▶ **SET TASK**: Give every line from the entries that contains "şekilde".

▶ **THE RECORDS**:
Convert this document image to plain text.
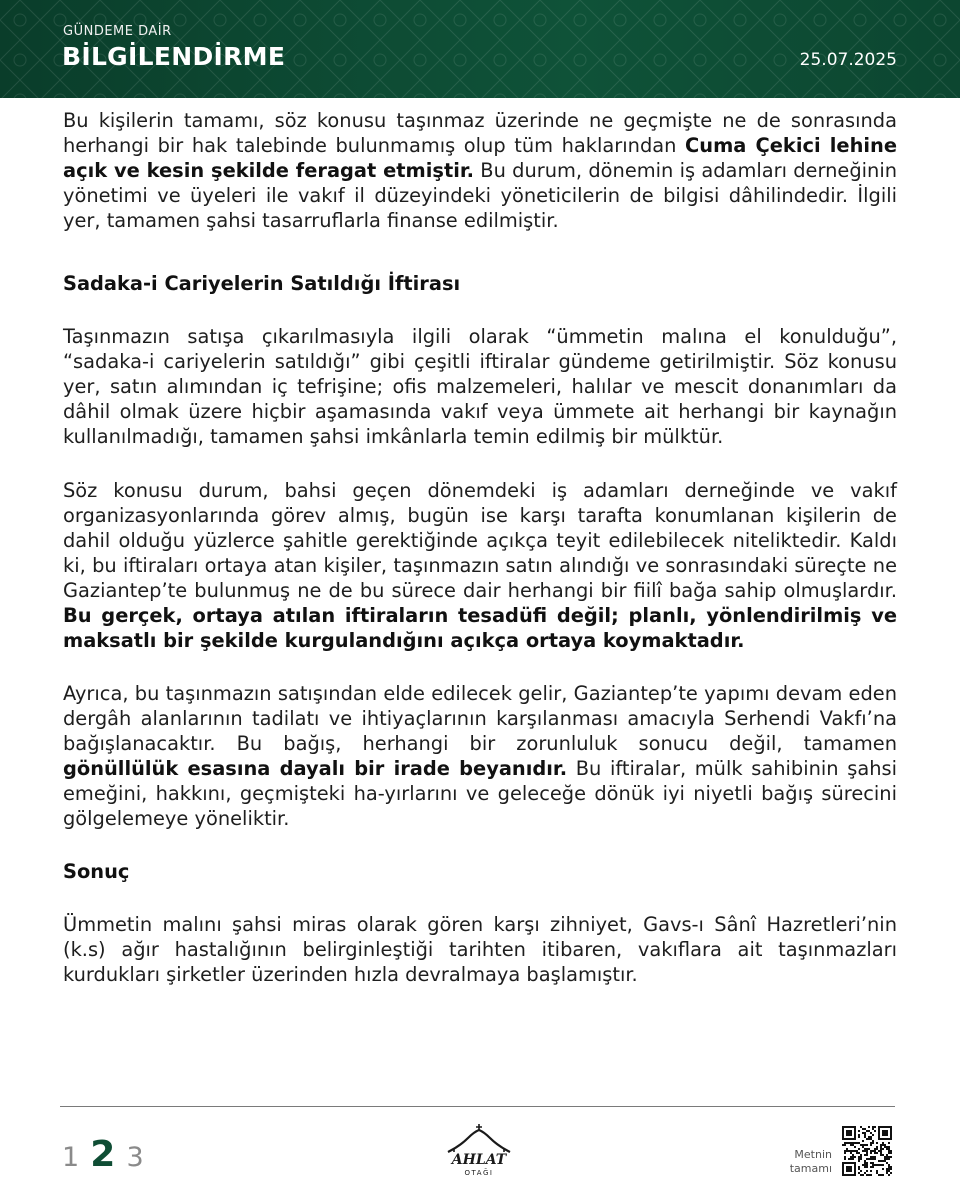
GÜNDEME DAİR
BİLGİLENDİRME	25.07.2025

Bu kişilerin tamamı, söz konusu taşınmaz üzerinde ne geçmişte ne de sonrasında herhangi bir hak talebinde bulunmamış olup tüm haklarından Cuma Çekici lehine açık ve kesin şekilde feragat etmiştir. Bu durum, dönemin iş adamları derneğinin yönetimi ve üyeleri ile vakıf il düzeyindeki yöneticilerin de bilgisi dâhilindedir. İlgili yer, tamamen şahsi tasarruflarla finanse edilmiştir.

Sadaka-i Cariyelerin Satıldığı İftirası

Taşınmazın satışa çıkarılmasıyla ilgili olarak “ümmetin malına el konulduğu”, “sadaka-i cariyelerin satıldığı” gibi çeşitli iftiralar gündeme getirilmiştir. Söz konusu yer, satın alımından iç tefrişine; ofis malzemeleri, halılar ve mescit donanımları da dâhil olmak üzere hiçbir aşamasında vakıf veya ümmete ait herhangi bir kaynağın kullanılmadığı, tamamen şahsi imkânlarla temin edilmiş bir mülktür.

Söz konusu durum, bahsi geçen dönemdeki iş adamları derneğinde ve vakıf organizasyonlarında görev almış, bugün ise karşı tarafta konumlanan kişilerin de dahil olduğu yüzlerce şahitle gerektiğinde açıkça teyit edilebilecek niteliktedir. Kaldı ki, bu iftiraları ortaya atan kişiler, taşınmazın satın alındığı ve sonrasındaki süreçte ne Gaziantep’te bulunmuş ne de bu sürece dair herhangi bir fiilî bağa sahip olmuşlardır. Bu gerçek, ortaya atılan iftiraların tesadüfi değil; planlı, yönlendirilmiş ve maksatlı bir şekilde kurgulandığını açıkça ortaya koymaktadır.

Ayrıca, bu taşınmazın satışından elde edilecek gelir, Gaziantep’te yapımı devam eden dergâh alanlarının tadilatı ve ihtiyaçlarının karşılanması amacıyla Serhendi Vakfı’na bağışlanacaktır. Bu bağış, herhangi bir zorunluluk sonucu değil, tamamen gönüllülük esasına dayalı bir irade beyanıdır. Bu iftiralar, mülk sahibinin şahsi emeğini, hakkını, geçmişteki ha-yırlarını ve geleceğe dönük iyi niyetli bağış sürecini gölgelemeye yöneliktir.

Sonuç

Ümmetin malını şahsi miras olarak gören karşı zihniyet, Gavs-ı Sânî Hazretleri’nin (k.s) ağır hastalığının belirginleştiği tarihten itibaren, vakıflara ait taşınmazları kurdukları şirketler üzerinden hızla devralmaya başlamıştır.

1 2 3	AHLAT
OTAĞI
Metnin
tamamı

▶ **EXERCISE SOLUTION**:
Bu kişilerin tamamı, söz konusu taşınmaz üzerinde ne geçmişte ne de sonrasında herhangi bir hak talebinde bulunmamış olup tüm haklarından Cuma Çekici lehine açık ve kesin şekilde feragat etmiştir. Bu durum, dönemin iş adamları derneğinin yönetimi ve üyeleri ile vakıf il düzeyindeki yöneticilerin de bilgisi dâhilindedir. İlgili yer, tamamen şahsi tasarruflarla finanse edilmiştir.
Söz konusu durum, bahsi geçen dönemdeki iş adamları derneğinde ve vakıf organizasyonlarında görev almış, bugün ise karşı tarafta konumlanan kişilerin de dahil olduğu yüzlerce şahitle gerektiğinde açıkça teyit edilebilecek niteliktedir. Kaldı ki, bu iftiraları ortaya atan kişiler, taşınmazın satın alındığı ve sonrasındaki süreçte ne Gaziantep’te bulunmuş ne de bu sürece dair herhangi bir fiilî bağa sahip olmuşlardır. Bu gerçek, ortaya atılan iftiraların tesadüfi değil; planlı, yönlendirilmiş ve maksatlı bir şekilde kurgulandığını açıkça ortaya koymaktadır.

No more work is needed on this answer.